[Stored records]
----------------------------------------

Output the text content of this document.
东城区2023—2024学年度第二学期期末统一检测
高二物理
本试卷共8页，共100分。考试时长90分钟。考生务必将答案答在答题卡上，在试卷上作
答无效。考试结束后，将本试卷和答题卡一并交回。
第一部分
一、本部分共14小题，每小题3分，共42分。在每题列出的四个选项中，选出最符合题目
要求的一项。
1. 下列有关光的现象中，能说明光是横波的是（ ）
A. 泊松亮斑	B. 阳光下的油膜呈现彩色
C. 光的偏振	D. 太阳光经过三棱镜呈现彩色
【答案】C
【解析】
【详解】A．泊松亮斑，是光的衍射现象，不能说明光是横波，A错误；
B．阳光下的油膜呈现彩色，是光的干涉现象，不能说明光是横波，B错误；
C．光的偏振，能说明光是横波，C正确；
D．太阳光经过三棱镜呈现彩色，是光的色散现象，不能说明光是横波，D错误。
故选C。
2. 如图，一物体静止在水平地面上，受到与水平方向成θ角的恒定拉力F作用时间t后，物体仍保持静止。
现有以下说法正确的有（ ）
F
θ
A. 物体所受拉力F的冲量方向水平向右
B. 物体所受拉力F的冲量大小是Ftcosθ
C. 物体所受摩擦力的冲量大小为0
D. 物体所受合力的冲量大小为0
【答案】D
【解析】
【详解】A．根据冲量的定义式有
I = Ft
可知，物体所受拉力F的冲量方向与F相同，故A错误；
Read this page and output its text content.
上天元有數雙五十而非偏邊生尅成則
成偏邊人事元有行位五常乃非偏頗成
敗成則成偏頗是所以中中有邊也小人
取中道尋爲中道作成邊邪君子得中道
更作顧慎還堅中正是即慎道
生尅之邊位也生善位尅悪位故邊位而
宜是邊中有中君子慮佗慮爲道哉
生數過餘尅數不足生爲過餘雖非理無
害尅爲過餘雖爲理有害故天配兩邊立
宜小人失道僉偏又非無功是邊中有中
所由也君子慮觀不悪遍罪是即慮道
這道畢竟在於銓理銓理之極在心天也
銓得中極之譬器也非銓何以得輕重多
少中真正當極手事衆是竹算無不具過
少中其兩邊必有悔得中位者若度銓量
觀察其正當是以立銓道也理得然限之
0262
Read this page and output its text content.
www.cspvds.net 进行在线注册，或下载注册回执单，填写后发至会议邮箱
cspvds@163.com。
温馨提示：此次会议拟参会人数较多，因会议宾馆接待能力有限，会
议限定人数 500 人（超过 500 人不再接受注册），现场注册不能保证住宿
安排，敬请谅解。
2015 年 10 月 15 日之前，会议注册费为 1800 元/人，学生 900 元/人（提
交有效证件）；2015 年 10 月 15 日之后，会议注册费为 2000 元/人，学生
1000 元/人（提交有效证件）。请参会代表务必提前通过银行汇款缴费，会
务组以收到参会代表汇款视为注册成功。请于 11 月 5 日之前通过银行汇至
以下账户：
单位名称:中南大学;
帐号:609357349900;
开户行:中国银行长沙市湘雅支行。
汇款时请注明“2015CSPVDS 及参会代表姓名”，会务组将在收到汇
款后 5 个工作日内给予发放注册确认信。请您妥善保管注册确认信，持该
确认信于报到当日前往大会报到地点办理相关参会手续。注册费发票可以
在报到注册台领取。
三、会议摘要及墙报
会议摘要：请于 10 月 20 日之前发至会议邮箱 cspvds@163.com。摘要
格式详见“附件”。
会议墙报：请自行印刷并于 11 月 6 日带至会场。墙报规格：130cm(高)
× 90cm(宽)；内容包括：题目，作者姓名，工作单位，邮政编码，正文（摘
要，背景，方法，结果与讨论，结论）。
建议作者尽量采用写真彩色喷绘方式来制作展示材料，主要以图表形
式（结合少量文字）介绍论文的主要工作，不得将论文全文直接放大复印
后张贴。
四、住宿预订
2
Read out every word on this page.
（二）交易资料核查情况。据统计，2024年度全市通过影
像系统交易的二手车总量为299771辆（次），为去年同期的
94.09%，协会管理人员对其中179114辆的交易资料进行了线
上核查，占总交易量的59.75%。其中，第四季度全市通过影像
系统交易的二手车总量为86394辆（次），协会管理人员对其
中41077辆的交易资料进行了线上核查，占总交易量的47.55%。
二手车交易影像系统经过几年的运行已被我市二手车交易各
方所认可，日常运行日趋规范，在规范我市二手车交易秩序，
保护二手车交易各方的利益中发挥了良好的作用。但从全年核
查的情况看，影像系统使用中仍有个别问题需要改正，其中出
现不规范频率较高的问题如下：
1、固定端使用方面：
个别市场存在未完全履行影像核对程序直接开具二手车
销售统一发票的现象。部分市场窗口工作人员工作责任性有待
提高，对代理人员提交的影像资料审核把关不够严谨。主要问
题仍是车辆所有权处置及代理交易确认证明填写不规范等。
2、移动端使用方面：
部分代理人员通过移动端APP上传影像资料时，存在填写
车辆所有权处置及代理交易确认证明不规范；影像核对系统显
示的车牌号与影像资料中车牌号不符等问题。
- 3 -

----------------------------------------

▶ _WHAT YOU WILL DO_
Each line from the one containing "Read out every word on this page." through the end of the entries, both included, is to be returned exactly, with no other lines.

▶ _REPLY_
Read out every word on this page.
（二）交易资料核查情况。据统计，2024年度全市通过影
像系统交易的二手车总量为299771辆（次），为去年同期的
94.09%，协会管理人员对其中179114辆的交易资料进行了线
上核查，占总交易量的59.75%。其中，第四季度全市通过影像
系统交易的二手车总量为86394辆（次），协会管理人员对其
中41077辆的交易资料进行了线上核查，占总交易量的47.55%。
二手车交易影像系统经过几年的运行已被我市二手车交易各
方所认可，日常运行日趋规范，在规范我市二手车交易秩序，
保护二手车交易各方的利益中发挥了良好的作用。但从全年核
查的情况看，影像系统使用中仍有个别问题需要改正，其中出
现不规范频率较高的问题如下：
1、固定端使用方面：
个别市场存在未完全履行影像核对程序直接开具二手车
销售统一发票的现象。部分市场窗口工作人员工作责任性有待
提高，对代理人员提交的影像资料审核把关不够严谨。主要问
题仍是车辆所有权处置及代理交易确认证明填写不规范等。
2、移动端使用方面：
部分代理人员通过移动端APP上传影像资料时，存在填写
车辆所有权处置及代理交易确认证明不规范；影像核对系统显
示的车牌号与影像资料中车牌号不符等问题。
- 3 -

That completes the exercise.